Dataset rows about figures
::::::::

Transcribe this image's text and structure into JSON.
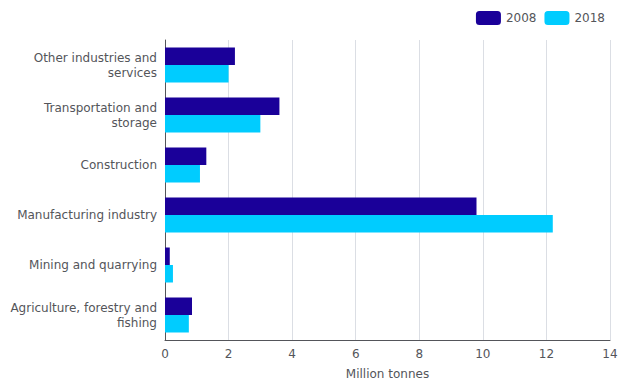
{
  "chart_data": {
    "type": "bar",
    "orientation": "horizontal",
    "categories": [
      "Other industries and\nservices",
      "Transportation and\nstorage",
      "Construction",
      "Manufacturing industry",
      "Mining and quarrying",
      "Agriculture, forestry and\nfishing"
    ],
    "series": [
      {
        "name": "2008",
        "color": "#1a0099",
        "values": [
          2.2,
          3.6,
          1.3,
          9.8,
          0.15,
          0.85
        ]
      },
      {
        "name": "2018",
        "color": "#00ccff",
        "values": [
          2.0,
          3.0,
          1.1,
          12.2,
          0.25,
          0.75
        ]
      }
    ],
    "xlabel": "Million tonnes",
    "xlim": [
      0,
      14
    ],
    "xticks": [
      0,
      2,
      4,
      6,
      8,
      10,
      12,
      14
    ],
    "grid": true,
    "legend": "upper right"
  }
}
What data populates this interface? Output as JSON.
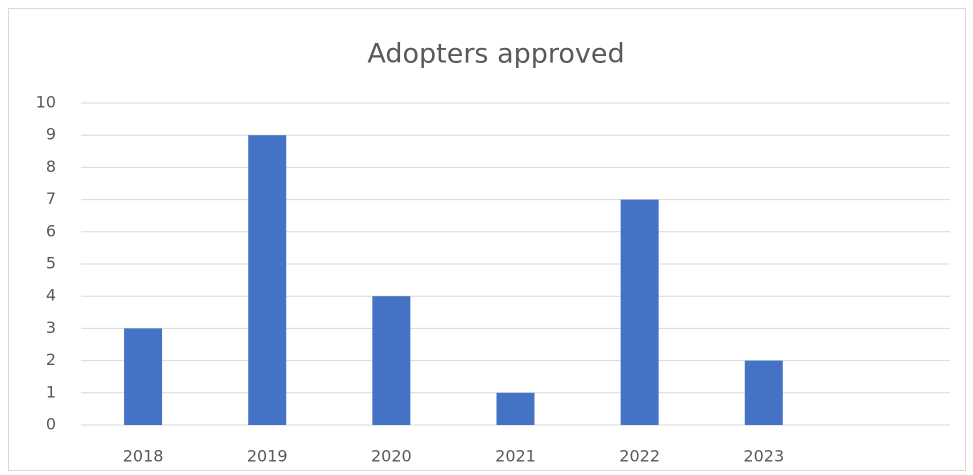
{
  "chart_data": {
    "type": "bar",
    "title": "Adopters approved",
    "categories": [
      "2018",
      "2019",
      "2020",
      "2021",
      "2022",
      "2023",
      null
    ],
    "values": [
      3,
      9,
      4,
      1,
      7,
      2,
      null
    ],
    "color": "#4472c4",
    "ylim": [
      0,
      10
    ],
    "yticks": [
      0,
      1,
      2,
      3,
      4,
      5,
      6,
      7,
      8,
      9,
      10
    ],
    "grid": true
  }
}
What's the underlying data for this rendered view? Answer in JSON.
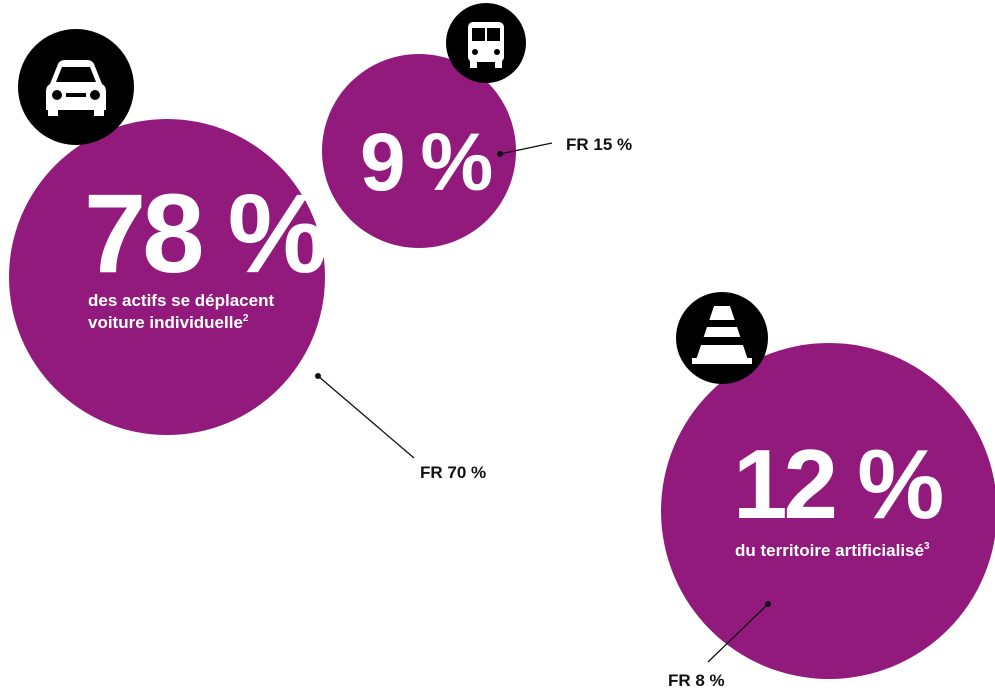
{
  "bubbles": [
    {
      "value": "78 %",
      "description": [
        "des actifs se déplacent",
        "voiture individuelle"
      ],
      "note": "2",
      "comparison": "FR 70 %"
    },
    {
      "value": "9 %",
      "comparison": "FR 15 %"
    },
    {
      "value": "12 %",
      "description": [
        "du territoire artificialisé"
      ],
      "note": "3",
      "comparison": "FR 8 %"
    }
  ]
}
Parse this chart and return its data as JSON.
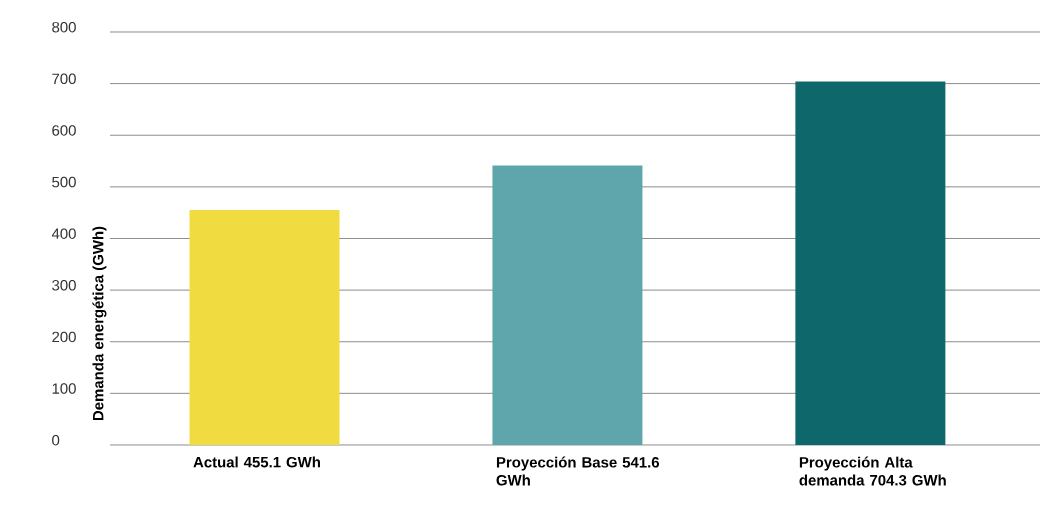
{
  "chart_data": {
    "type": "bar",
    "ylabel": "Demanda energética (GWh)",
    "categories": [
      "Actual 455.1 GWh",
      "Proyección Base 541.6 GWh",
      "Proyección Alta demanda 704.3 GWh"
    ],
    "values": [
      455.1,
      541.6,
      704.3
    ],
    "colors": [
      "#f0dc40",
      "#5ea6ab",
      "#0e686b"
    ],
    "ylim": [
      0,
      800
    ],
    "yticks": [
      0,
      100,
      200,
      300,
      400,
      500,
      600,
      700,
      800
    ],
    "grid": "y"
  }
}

::::::::

Problem statement: Gather each line from the listing above that holds "JSON".

Output of the task:
Transcribe this image's text and structure into JSON.
What data populates this interface? Output as JSON.
What's the underlying data for this rendered view? Answer in JSON.
Parse this chart and return its data as JSON.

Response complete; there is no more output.